> **Texto dado**:
◆ ◆ ◆ ◆

La Superintendencia Nacional de Aduanas y de Administración Tributaria (Sunat) atraviesa una de las etapas más inestables de su historia reciente. Con la designación de Edward Víctor Tovar Mendoza como nuevo jefe, el gobierno de Dina Boluarte acumula cinco cambios en la máxima jefatura en apenas 34 meses, una cifra que triplica el promedio histórico y que, según expertos, afecta la estabilidad y planificación del sistema tributario peruano.
Cinco jefes en menos de tres años
Desde el inicio del actual gobierno, la Sunat ha tenido una rotación constante en su liderazgo. Tras la salida de Luis Enrique Vera Castillo, quien permaneció en el cargo desde marzo de 2020 hasta marzo de 2024, el puesto fue ocupado sucesivamente por Gerardo López Gonzales (7 meses), Víctor Mejía Ninacóndor (5 meses y medio), Marilú Llerena (7 meses) y ahora Edward Tovar Mendoza.
En total, cinco superintendentes en menos de tres años, frente al promedio de dos por periodo presidencial registrado entre 2001 y 2021, lo que evidencia un nivel inusual de rotación en una institución considerada clave para la política fiscal del Estado.
Precedentes y continuidad histórica
Desde el gobierno de Alejandro Toledo (2001–2006) hasta el de Pedro Castillo (2021–2022), la Sunat tuvo 13 superintendentes en siete administraciones. Algunos, como Tania Quispe o Luis Vera, lograron mantenerse durante casi todo un mandato, garantizando continuidad institucional. Otros, en cambio, duraron menos de un año.

◆ ◆ ◆ ◆

> **Registros extraídos**:

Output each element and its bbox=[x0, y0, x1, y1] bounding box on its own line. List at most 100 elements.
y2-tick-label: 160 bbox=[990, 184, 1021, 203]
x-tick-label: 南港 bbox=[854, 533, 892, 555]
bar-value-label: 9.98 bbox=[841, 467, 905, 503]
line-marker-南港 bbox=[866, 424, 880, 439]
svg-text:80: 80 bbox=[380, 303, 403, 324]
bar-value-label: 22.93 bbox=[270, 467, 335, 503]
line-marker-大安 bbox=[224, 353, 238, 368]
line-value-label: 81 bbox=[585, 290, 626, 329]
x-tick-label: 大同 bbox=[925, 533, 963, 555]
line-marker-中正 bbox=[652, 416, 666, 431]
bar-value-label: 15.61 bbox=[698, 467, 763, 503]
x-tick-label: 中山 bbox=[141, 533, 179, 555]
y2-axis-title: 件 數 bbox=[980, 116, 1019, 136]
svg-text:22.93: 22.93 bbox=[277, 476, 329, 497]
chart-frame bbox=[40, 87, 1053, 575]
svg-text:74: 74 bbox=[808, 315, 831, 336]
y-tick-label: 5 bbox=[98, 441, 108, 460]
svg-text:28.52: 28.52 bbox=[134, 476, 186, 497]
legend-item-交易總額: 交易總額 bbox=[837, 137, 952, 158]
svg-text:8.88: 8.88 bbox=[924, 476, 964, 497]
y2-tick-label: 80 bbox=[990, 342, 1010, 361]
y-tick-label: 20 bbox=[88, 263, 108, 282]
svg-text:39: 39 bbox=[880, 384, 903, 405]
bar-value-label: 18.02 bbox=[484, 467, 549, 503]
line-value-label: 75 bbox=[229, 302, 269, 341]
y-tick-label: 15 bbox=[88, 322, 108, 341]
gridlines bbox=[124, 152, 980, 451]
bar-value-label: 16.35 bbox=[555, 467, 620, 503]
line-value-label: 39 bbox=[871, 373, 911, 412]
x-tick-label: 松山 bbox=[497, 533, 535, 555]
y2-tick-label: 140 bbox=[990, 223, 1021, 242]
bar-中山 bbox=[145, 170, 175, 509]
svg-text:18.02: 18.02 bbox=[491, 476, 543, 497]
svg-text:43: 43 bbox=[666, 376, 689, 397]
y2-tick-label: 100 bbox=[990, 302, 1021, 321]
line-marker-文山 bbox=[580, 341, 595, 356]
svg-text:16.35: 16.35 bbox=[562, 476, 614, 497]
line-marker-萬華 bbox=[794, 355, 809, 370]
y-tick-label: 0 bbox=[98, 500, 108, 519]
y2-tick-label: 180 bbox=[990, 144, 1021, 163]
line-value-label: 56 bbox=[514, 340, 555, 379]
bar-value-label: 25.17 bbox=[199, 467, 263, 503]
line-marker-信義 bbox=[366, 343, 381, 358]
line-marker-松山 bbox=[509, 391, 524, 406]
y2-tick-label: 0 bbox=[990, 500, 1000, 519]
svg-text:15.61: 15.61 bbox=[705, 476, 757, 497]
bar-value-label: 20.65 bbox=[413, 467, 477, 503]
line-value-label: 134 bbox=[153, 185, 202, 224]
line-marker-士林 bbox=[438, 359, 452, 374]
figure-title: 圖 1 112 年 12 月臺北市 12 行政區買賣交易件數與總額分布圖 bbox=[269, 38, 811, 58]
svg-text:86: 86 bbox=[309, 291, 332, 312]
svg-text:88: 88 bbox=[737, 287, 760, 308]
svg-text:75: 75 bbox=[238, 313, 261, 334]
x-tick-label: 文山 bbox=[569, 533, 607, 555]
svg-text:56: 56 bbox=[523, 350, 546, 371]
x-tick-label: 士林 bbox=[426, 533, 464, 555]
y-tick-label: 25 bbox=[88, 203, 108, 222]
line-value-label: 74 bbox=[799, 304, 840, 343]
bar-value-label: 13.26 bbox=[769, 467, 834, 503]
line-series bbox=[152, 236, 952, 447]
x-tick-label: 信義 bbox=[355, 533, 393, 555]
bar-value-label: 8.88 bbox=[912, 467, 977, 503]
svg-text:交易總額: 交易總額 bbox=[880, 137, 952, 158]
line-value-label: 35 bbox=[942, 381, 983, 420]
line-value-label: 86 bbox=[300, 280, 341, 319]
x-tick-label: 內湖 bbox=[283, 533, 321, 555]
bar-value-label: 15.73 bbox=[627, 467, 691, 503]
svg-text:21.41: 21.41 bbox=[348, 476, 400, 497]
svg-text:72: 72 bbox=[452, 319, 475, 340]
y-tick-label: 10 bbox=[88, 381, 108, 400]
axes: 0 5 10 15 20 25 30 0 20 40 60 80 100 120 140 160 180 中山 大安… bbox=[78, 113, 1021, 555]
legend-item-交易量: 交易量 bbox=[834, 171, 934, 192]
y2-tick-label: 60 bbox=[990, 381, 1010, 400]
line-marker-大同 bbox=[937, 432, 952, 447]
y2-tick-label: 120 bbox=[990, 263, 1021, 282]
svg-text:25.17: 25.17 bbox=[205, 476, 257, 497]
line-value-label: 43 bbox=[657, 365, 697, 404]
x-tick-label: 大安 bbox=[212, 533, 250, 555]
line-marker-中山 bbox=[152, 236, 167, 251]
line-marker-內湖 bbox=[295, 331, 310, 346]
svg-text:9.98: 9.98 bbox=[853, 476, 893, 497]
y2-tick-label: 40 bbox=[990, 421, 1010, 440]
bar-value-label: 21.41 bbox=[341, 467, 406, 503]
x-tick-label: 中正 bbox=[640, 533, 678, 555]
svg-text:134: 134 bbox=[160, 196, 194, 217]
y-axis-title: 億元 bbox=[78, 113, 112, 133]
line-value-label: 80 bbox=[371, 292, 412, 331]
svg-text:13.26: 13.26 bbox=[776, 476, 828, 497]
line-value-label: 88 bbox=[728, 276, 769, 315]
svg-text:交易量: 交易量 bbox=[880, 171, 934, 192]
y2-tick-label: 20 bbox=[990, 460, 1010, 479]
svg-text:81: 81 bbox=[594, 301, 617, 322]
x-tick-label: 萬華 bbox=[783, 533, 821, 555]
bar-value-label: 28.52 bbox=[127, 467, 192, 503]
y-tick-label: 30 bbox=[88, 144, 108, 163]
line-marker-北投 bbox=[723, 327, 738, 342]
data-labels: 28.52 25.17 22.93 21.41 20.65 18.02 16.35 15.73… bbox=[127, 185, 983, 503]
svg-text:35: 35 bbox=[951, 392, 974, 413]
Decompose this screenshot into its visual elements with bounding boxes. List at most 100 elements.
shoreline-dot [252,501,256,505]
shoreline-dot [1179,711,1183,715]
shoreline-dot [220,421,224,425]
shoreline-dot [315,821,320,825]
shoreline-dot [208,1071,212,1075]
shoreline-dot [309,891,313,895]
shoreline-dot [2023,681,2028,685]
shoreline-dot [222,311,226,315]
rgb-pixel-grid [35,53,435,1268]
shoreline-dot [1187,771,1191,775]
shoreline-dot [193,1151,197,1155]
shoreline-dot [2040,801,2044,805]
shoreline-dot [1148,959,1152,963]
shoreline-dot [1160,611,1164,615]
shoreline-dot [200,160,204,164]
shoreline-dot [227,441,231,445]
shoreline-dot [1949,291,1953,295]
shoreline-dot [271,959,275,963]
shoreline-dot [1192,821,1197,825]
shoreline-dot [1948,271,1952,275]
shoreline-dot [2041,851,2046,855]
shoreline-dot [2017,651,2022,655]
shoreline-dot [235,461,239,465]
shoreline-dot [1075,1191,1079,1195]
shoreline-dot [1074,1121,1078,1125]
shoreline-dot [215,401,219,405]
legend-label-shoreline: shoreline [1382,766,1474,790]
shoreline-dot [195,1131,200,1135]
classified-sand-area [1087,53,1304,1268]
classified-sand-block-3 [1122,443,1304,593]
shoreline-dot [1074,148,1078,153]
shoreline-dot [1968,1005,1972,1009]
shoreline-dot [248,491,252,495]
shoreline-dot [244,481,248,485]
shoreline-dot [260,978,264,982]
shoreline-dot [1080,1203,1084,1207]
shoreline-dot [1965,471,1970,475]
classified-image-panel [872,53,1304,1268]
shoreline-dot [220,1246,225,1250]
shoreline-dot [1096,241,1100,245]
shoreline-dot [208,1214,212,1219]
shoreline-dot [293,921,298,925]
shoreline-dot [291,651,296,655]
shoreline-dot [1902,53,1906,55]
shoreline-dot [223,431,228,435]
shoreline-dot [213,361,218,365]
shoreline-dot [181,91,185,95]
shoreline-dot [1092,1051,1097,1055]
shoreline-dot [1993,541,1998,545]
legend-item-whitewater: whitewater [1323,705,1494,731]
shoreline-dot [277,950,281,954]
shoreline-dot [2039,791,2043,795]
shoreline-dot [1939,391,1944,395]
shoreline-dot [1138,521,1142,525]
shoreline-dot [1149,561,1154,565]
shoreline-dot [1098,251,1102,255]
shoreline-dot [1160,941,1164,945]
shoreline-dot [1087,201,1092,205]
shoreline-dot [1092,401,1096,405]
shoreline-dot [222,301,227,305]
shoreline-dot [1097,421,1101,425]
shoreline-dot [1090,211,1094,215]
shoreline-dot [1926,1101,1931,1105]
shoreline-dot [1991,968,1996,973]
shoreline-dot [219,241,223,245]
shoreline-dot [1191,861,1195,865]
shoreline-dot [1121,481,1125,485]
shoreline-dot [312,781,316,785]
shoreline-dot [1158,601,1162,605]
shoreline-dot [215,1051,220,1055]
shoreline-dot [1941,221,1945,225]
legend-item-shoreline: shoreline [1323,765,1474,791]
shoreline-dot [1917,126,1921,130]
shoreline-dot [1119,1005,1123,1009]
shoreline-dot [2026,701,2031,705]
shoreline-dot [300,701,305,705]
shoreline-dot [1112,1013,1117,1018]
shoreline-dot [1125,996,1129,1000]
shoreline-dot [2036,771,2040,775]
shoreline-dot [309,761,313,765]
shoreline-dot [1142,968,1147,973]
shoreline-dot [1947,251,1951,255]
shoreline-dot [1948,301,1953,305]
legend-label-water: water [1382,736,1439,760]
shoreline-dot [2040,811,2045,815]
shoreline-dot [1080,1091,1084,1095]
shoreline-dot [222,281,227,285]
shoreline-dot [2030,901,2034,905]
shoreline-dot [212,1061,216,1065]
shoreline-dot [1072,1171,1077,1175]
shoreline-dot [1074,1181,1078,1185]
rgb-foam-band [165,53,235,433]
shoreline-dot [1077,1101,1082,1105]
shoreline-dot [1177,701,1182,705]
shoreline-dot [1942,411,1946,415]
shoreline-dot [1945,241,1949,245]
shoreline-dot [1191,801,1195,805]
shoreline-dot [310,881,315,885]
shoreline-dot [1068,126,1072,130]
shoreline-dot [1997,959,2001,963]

◆ ◆ ◆ ◆

> **Qué hacer 1**:
Responde con datos del texto sobre la Sunat, una respuesta por línea:
(a) ¿Cuánto tiempo estuvo Víctor Mejía Ninacóndor al frente de la institución?
(b) ¿Cuántos superintendentes tuvo la Sunat desde el gobierno de Alejandro Toledo hasta el de Pedro Castillo?
(c) ¿Quién fue designado como nuevo jefe?
> **Qué hacer 2**: Nombra a todas las personas que, según el texto sobre la Sunat, han ocupado la jefatura de la institución.
> **Qué hacer 3**: Retoma el texto sobre la Sunat y sigue escribiendo a partir de su última oración.

> **Resultado del ejercicio 1**:
(a) 5 meses y medio.
(b) 13 superintendentes, en siete administraciones.
(c) Edward Víctor Tovar Mendoza.

> **Resultado del ejercicio 2**:
- Luis Enrique Vera Castillo
- Gerardo López Gonzales
- Víctor Mejía Ninacóndor
- Marilú Llerena
- Edward Víctor Tovar Mendoza
- Tania Quispe

> **Resultado del ejercicio 3**:
La actual gestión rompe esa tendencia, situándose como una de las más volátiles de las últimas dos décadas.
Impacto en la gestión tributaria
Para el abogado tributarista David Zamora, esta sucesión de cambios compromete la efectividad del sistema fiscal. “Cada recambio trae nuevos enfoques y prioridades, lo que desestabiliza los proyectos estratégicos y retrasa la consolidación de políticas clave”, explicó.
Entre las iniciativas afectadas se encuentran la modernización aduanera, la digitalización de procesos y los programas de lucha contra la evasión y el contrabando, todos considerados pilares de la reforma tributaria.
“El liderazgo de la Sunat requiere consistencia y una visión de largo plazo. Con tantos cambios, se pierde continuidad técnica y se debilita la confianza tanto de los contribuyentes como de los inversionistas”, añadió Zamora.
Un desafío para la institucionalidad
La Sunat recauda más del 90 % de los ingresos tributarios del país, por lo que su dirección resulta esencial para el equilibrio fiscal y la ejecución de políticas públicas. En este contexto, la alta rotación en la jefatura genera inquietud sobre la sostenibilidad de los objetivos institucionales y la autonomía técnica del organismo.
La estabilidad de la administración tributaria, advierten los especialistas, es un factor determinante para mantener la credibilidad económica del Perú y garantizar que los cambios políticos no afecten el cumplimiento de las metas de recaudación y fiscalización.